* **WHAT YOU WILL DO**
Write out all the lines again, precisely as they stand, but without the images.

-- Begin --

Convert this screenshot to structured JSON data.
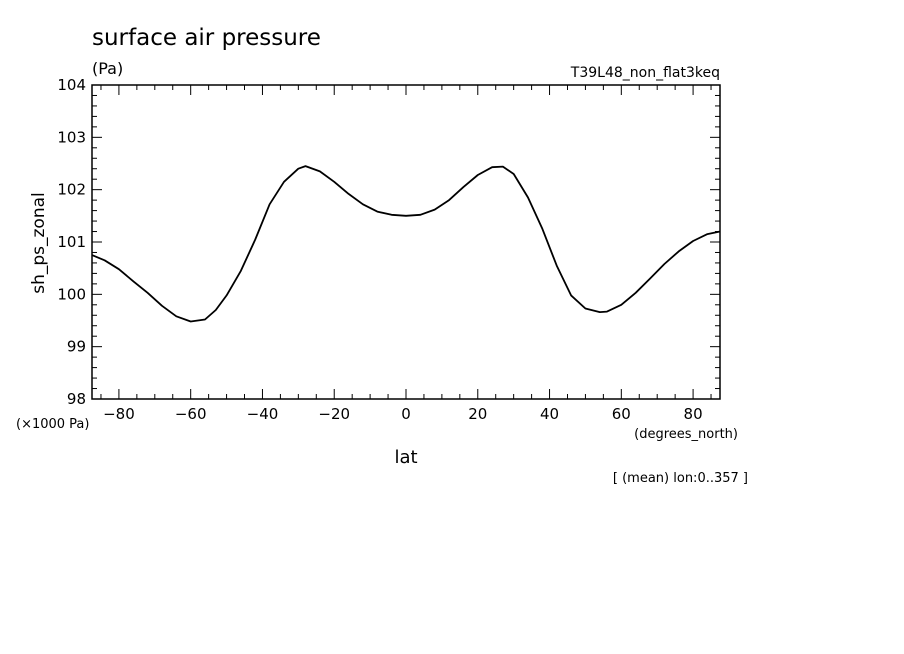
{
  "chart_data": {
    "type": "line",
    "title": "surface air pressure",
    "unit_label": "(Pa)",
    "experiment": "T39L48_non_flat3keq",
    "ylabel": "sh_ps_zonal",
    "xlabel": "lat",
    "y_scale_note": "(×1000 Pa)",
    "x_unit_note": "(degrees_north)",
    "footnote": "[ (mean) lon:0..357 ]",
    "xlim": [
      -87.5,
      87.5
    ],
    "ylim": [
      98,
      104
    ],
    "x_ticks": [
      -80,
      -60,
      -40,
      -20,
      0,
      20,
      40,
      60,
      80
    ],
    "x_tick_labels": [
      "−80",
      "−60",
      "−40",
      "−20",
      "0",
      "20",
      "40",
      "60",
      "80"
    ],
    "y_ticks": [
      98,
      99,
      100,
      101,
      102,
      103,
      104
    ],
    "y_tick_labels": [
      "98",
      "99",
      "100",
      "101",
      "102",
      "103",
      "104"
    ],
    "series": [
      {
        "x": [
          -87.5,
          -84,
          -80,
          -76,
          -72,
          -68,
          -64,
          -60,
          -56,
          -53,
          -50,
          -46,
          -42,
          -38,
          -34,
          -30,
          -28,
          -24,
          -20,
          -16,
          -12,
          -8,
          -4,
          0,
          4,
          8,
          12,
          16,
          20,
          24,
          27,
          30,
          34,
          38,
          42,
          46,
          50,
          54,
          56,
          60,
          64,
          68,
          72,
          76,
          80,
          84,
          87.5
        ],
        "y": [
          100.75,
          100.65,
          100.48,
          100.25,
          100.03,
          99.78,
          99.58,
          99.48,
          99.52,
          99.7,
          99.98,
          100.45,
          101.05,
          101.72,
          102.15,
          102.4,
          102.45,
          102.35,
          102.15,
          101.92,
          101.72,
          101.58,
          101.52,
          101.5,
          101.52,
          101.62,
          101.8,
          102.05,
          102.28,
          102.43,
          102.44,
          102.3,
          101.85,
          101.25,
          100.55,
          99.98,
          99.73,
          99.66,
          99.67,
          99.8,
          100.03,
          100.3,
          100.58,
          100.82,
          101.02,
          101.15,
          101.2
        ]
      }
    ]
  }
}
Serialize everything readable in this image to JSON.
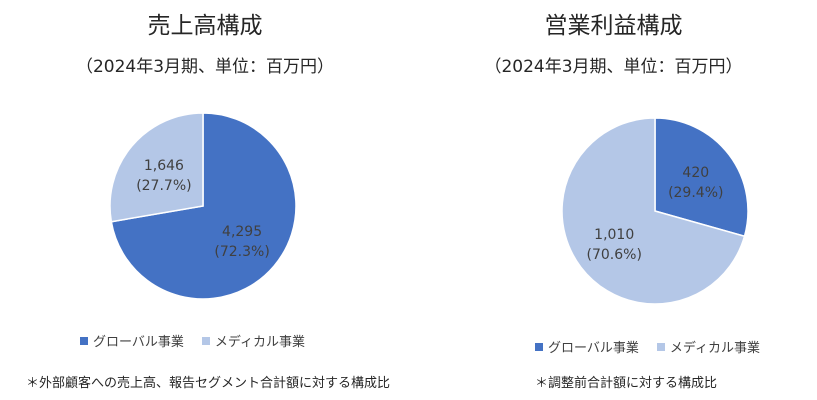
{
  "colors": {
    "global": "#4472c4",
    "medical": "#b4c7e7",
    "border": "#ffffff"
  },
  "legend": {
    "global": "グローバル事業",
    "medical": "メディカル事業"
  },
  "chart_data": [
    {
      "type": "pie",
      "title": "売上高構成",
      "subtitle": "（2024年3月期、単位：百万円）",
      "slices": [
        {
          "name": "グローバル事業",
          "value": 4295,
          "label": "4,295",
          "pct": "(72.3%)",
          "color": "#4472c4"
        },
        {
          "name": "メディカル事業",
          "value": 1646,
          "label": "1,646",
          "pct": "(27.7%)",
          "color": "#b4c7e7"
        }
      ],
      "legend_position": "bottom",
      "footnote": "＊外部顧客への売上高、報告セグメント合計額に対する構成比"
    },
    {
      "type": "pie",
      "title": "営業利益構成",
      "subtitle": "（2024年3月期、単位：百万円）",
      "slices": [
        {
          "name": "グローバル事業",
          "value": 420,
          "label": "420",
          "pct": "(29.4%)",
          "color": "#4472c4"
        },
        {
          "name": "メディカル事業",
          "value": 1010,
          "label": "1,010",
          "pct": "(70.6%)",
          "color": "#b4c7e7"
        }
      ],
      "legend_position": "bottom",
      "footnote": "＊調整前合計額に対する構成比"
    }
  ]
}
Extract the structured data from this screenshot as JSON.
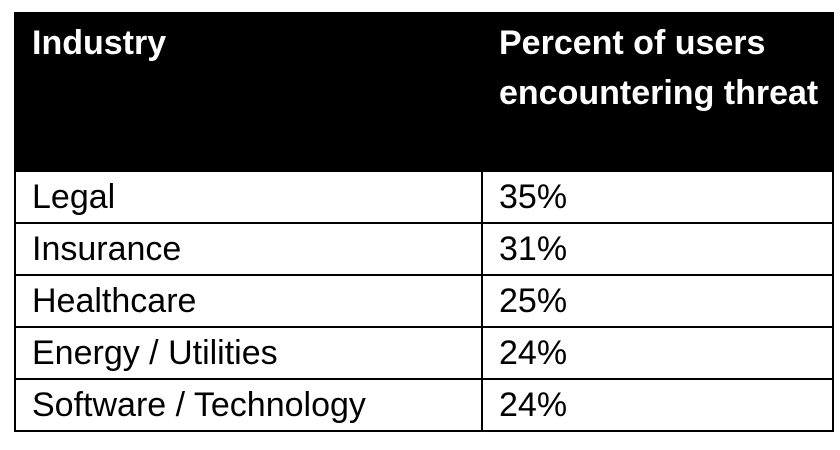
{
  "table": {
    "headers": [
      "Industry",
      "Percent of users encountering threat"
    ],
    "rows": [
      [
        "Legal",
        "35%"
      ],
      [
        "Insurance",
        "31%"
      ],
      [
        "Healthcare",
        "25%"
      ],
      [
        "Energy / Utilities",
        "24%"
      ],
      [
        "Software / Technology",
        "24%"
      ]
    ]
  },
  "colors": {
    "header_background": "#000000",
    "header_text": "#ffffff",
    "body_text": "#000000",
    "border": "#000000"
  }
}
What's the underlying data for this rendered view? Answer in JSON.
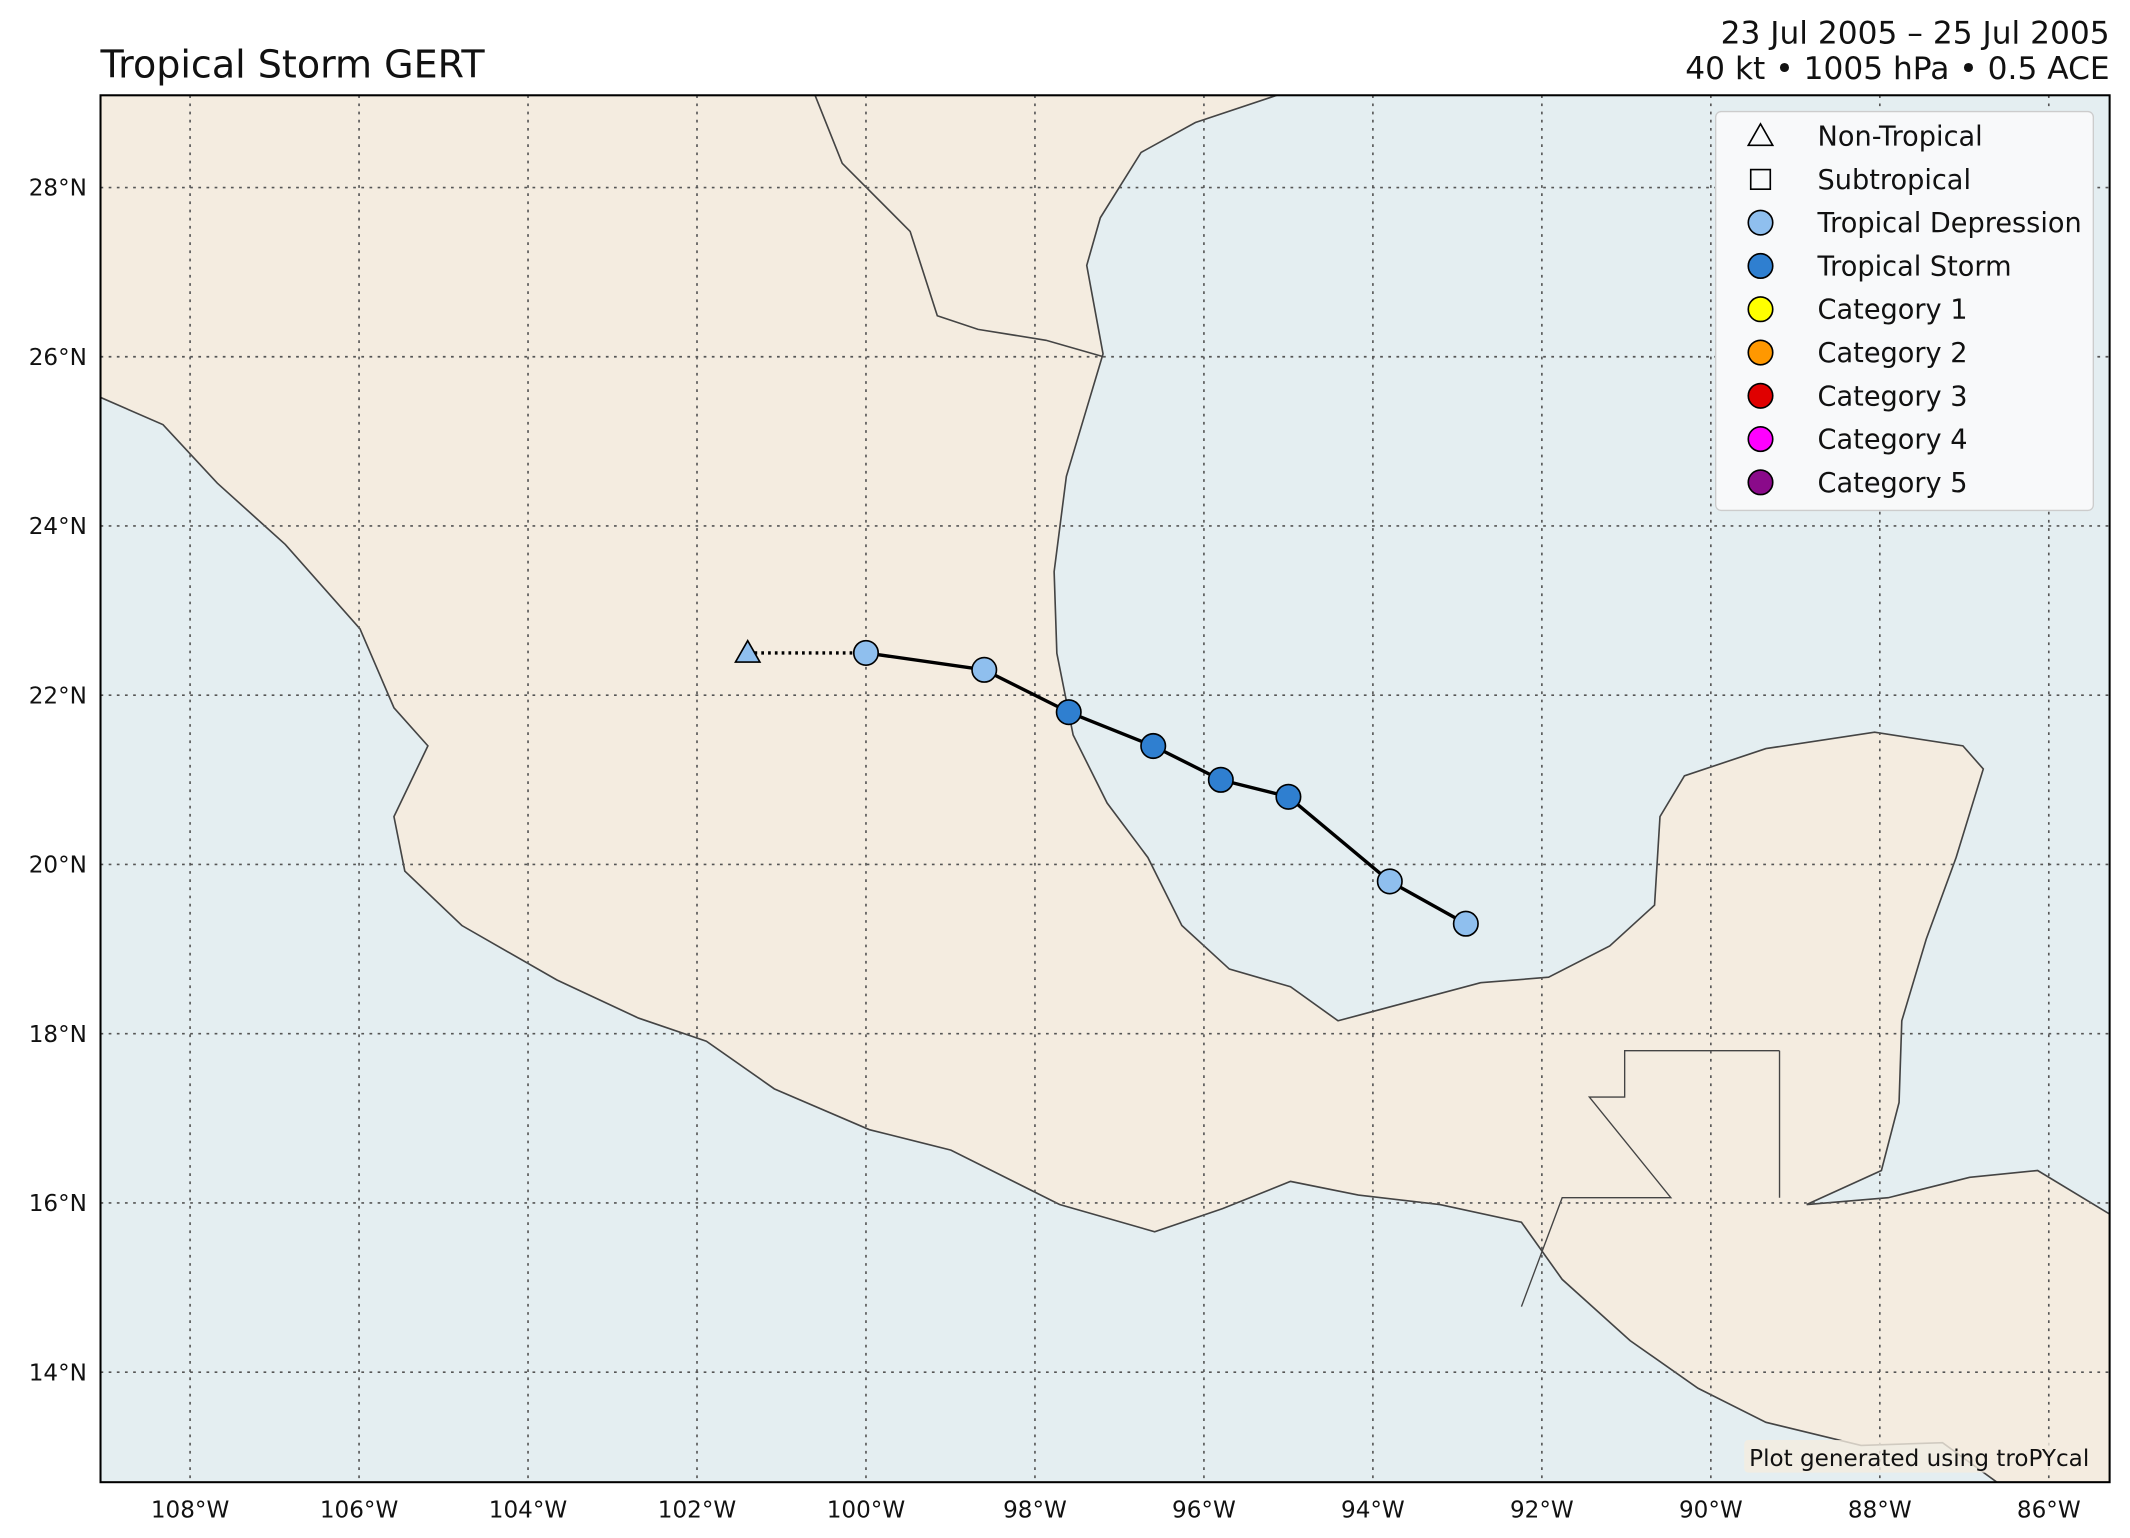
{
  "chart_data": {
    "type": "track",
    "title": "Tropical Storm GERT",
    "subtitle": [
      "23 Jul 2005 – 25 Jul 2005",
      "40 kt • 1005 hPa • 0.5 ACE"
    ],
    "credit": "Plot generated using troPYcal",
    "xlim": [
      -109.06,
      -85.28
    ],
    "ylim": [
      12.7,
      29.09
    ],
    "xticks": [
      {
        "value": -108,
        "label": "108°W"
      },
      {
        "value": -106,
        "label": "106°W"
      },
      {
        "value": -104,
        "label": "104°W"
      },
      {
        "value": -102,
        "label": "102°W"
      },
      {
        "value": -100,
        "label": "100°W"
      },
      {
        "value": -98,
        "label": "98°W"
      },
      {
        "value": -96,
        "label": "96°W"
      },
      {
        "value": -94,
        "label": "94°W"
      },
      {
        "value": -92,
        "label": "92°W"
      },
      {
        "value": -90,
        "label": "90°W"
      },
      {
        "value": -88,
        "label": "88°W"
      },
      {
        "value": -86,
        "label": "86°W"
      }
    ],
    "yticks": [
      {
        "value": 14,
        "label": "14°N"
      },
      {
        "value": 16,
        "label": "16°N"
      },
      {
        "value": 18,
        "label": "18°N"
      },
      {
        "value": 20,
        "label": "20°N"
      },
      {
        "value": 22,
        "label": "22°N"
      },
      {
        "value": 24,
        "label": "24°N"
      },
      {
        "value": 26,
        "label": "26°N"
      },
      {
        "value": 28,
        "label": "28°N"
      }
    ],
    "grid": true,
    "legend_position": "upper right",
    "legend": [
      {
        "label": "Non-Tropical",
        "marker": "triangle",
        "color": "none"
      },
      {
        "label": "Subtropical",
        "marker": "square",
        "color": "none"
      },
      {
        "label": "Tropical Depression",
        "marker": "circle",
        "color": "#8fbfee"
      },
      {
        "label": "Tropical Storm",
        "marker": "circle",
        "color": "#2f7fd0"
      },
      {
        "label": "Category 1",
        "marker": "circle",
        "color": "#ffff00"
      },
      {
        "label": "Category 2",
        "marker": "circle",
        "color": "#ff9800"
      },
      {
        "label": "Category 3",
        "marker": "circle",
        "color": "#e00000"
      },
      {
        "label": "Category 4",
        "marker": "circle",
        "color": "#ff00ff"
      },
      {
        "label": "Category 5",
        "marker": "circle",
        "color": "#8a0a8a"
      }
    ],
    "track": {
      "lon": [
        -101.4,
        -100.0,
        -98.6,
        -97.6,
        -96.6,
        -95.8,
        -95.0,
        -93.8,
        -92.9
      ],
      "lat": [
        22.5,
        22.5,
        22.3,
        21.8,
        21.4,
        21.0,
        20.8,
        19.8,
        19.3
      ],
      "category": [
        0,
        2,
        2,
        3,
        3,
        3,
        3,
        2,
        2
      ]
    }
  }
}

-- End --

* **RESPONSE**
Convert this screenshot to structured JSON data.
{
  "chart_data": {
    "type": "line",
    "title": "surface air pressure",
    "unit_label": "(Pa)",
    "experiment": "T39L48_non_flat3keq",
    "ylabel": "sh_ps_zonal",
    "xlabel": "lat",
    "y_scale_note": "(×1000 Pa)",
    "x_unit_note": "(degrees_north)",
    "footnote": "[ (mean) lon:0..357 ]",
    "xlim": [
      -87.5,
      87.5
    ],
    "ylim": [
      98,
      104
    ],
    "x_ticks": [
      -80,
      -60,
      -40,
      -20,
      0,
      20,
      40,
      60,
      80
    ],
    "x_tick_labels": [
      "−80",
      "−60",
      "−40",
      "−20",
      "0",
      "20",
      "40",
      "60",
      "80"
    ],
    "y_ticks": [
      98,
      99,
      100,
      101,
      102,
      103,
      104
    ],
    "y_tick_labels": [
      "98",
      "99",
      "100",
      "101",
      "102",
      "103",
      "104"
    ],
    "series": [
      {
        "x": [
          -87.5,
          -84,
          -80,
          -76,
          -72,
          -68,
          -64,
          -60,
          -56,
          -53,
          -50,
          -46,
          -42,
          -38,
          -34,
          -30,
          -28,
          -24,
          -20,
          -16,
          -12,
          -8,
          -4,
          0,
          4,
          8,
          12,
          16,
          20,
          24,
          27,
          30,
          34,
          38,
          42,
          46,
          50,
          54,
          56,
          60,
          64,
          68,
          72,
          76,
          80,
          84,
          87.5
        ],
        "y": [
          100.75,
          100.65,
          100.48,
          100.25,
          100.03,
          99.78,
          99.58,
          99.48,
          99.52,
          99.7,
          99.98,
          100.45,
          101.05,
          101.72,
          102.15,
          102.4,
          102.45,
          102.35,
          102.15,
          101.92,
          101.72,
          101.58,
          101.52,
          101.5,
          101.52,
          101.62,
          101.8,
          102.05,
          102.28,
          102.43,
          102.44,
          102.3,
          101.85,
          101.25,
          100.55,
          99.98,
          99.73,
          99.66,
          99.67,
          99.8,
          100.03,
          100.3,
          100.58,
          100.82,
          101.02,
          101.15,
          101.2
        ]
      }
    ]
  }
}
Serialize everything readable in this image to JSON.
{
  "colors": {
    "global": "#4472c4",
    "medical": "#b4c7e7",
    "border": "#ffffff"
  },
  "legend": {
    "global": "グローバル事業",
    "medical": "メディカル事業"
  },
  "chart_data": [
    {
      "type": "pie",
      "title": "売上高構成",
      "subtitle": "（2024年3月期、単位：百万円）",
      "slices": [
        {
          "name": "グローバル事業",
          "value": 4295,
          "label": "4,295",
          "pct": "(72.3%)",
          "color": "#4472c4"
        },
        {
          "name": "メディカル事業",
          "value": 1646,
          "label": "1,646",
          "pct": "(27.7%)",
          "color": "#b4c7e7"
        }
      ],
      "legend_position": "bottom",
      "footnote": "＊外部顧客への売上高、報告セグメント合計額に対する構成比"
    },
    {
      "type": "pie",
      "title": "営業利益構成",
      "subtitle": "（2024年3月期、単位：百万円）",
      "slices": [
        {
          "name": "グローバル事業",
          "value": 420,
          "label": "420",
          "pct": "(29.4%)",
          "color": "#4472c4"
        },
        {
          "name": "メディカル事業",
          "value": 1010,
          "label": "1,010",
          "pct": "(70.6%)",
          "color": "#b4c7e7"
        }
      ],
      "legend_position": "bottom",
      "footnote": "＊調整前合計額に対する構成比"
    }
  ]
}
Extract the structured data from this screenshot as JSON.
{
  "table": {
    "headers": [
      "Industry",
      "Percent of users encountering threat"
    ],
    "rows": [
      [
        "Legal",
        "35%"
      ],
      [
        "Insurance",
        "31%"
      ],
      [
        "Healthcare",
        "25%"
      ],
      [
        "Energy / Utilities",
        "24%"
      ],
      [
        "Software / Technology",
        "24%"
      ]
    ]
  },
  "colors": {
    "header_background": "#000000",
    "header_text": "#ffffff",
    "body_text": "#000000",
    "border": "#000000"
  }
}
What's the underlying data for this rendered view? Answer in JSON.
{
  "chart_data": {
    "type": "track",
    "title": "Tropical Storm GERT",
    "subtitle": [
      "23 Jul 2005 – 25 Jul 2005",
      "40 kt • 1005 hPa • 0.5 ACE"
    ],
    "credit": "Plot generated using troPYcal",
    "xlim": [
      -109.06,
      -85.28
    ],
    "ylim": [
      12.7,
      29.09
    ],
    "xticks": [
      {
        "value": -108,
        "label": "108°W"
      },
      {
        "value": -106,
        "label": "106°W"
      },
      {
        "value": -104,
        "label": "104°W"
      },
      {
        "value": -102,
        "label": "102°W"
      },
      {
        "value": -100,
        "label": "100°W"
      },
      {
        "value": -98,
        "label": "98°W"
      },
      {
        "value": -96,
        "label": "96°W"
      },
      {
        "value": -94,
        "label": "94°W"
      },
      {
        "value": -92,
        "label": "92°W"
      },
      {
        "value": -90,
        "label": "90°W"
      },
      {
        "value": -88,
        "label": "88°W"
      },
      {
        "value": -86,
        "label": "86°W"
      }
    ],
    "yticks": [
      {
        "value": 14,
        "label": "14°N"
      },
      {
        "value": 16,
        "label": "16°N"
      },
      {
        "value": 18,
        "label": "18°N"
      },
      {
        "value": 20,
        "label": "20°N"
      },
      {
        "value": 22,
        "label": "22°N"
      },
      {
        "value": 24,
        "label": "24°N"
      },
      {
        "value": 26,
        "label": "26°N"
      },
      {
        "value": 28,
        "label": "28°N"
      }
    ],
    "grid": true,
    "legend_position": "upper right",
    "legend": [
      {
        "label": "Non-Tropical",
        "marker": "triangle",
        "color": "none"
      },
      {
        "label": "Subtropical",
        "marker": "square",
        "color": "none"
      },
      {
        "label": "Tropical Depression",
        "marker": "circle",
        "color": "#8fbfee"
      },
      {
        "label": "Tropical Storm",
        "marker": "circle",
        "color": "#2f7fd0"
      },
      {
        "label": "Category 1",
        "marker": "circle",
        "color": "#ffff00"
      },
      {
        "label": "Category 2",
        "marker": "circle",
        "color": "#ff9800"
      },
      {
        "label": "Category 3",
        "marker": "circle",
        "color": "#e00000"
      },
      {
        "label": "Category 4",
        "marker": "circle",
        "color": "#ff00ff"
      },
      {
        "label": "Category 5",
        "marker": "circle",
        "color": "#8a0a8a"
      }
    ],
    "track": {
      "lon": [
        -101.4,
        -100.0,
        -98.6,
        -97.6,
        -96.6,
        -95.8,
        -95.0,
        -93.8,
        -92.9
      ],
      "lat": [
        22.5,
        22.5,
        22.3,
        21.8,
        21.4,
        21.0,
        20.8,
        19.8,
        19.3
      ],
      "category": [
        0,
        2,
        2,
        3,
        3,
        3,
        3,
        2,
        2
      ]
    }
  }
}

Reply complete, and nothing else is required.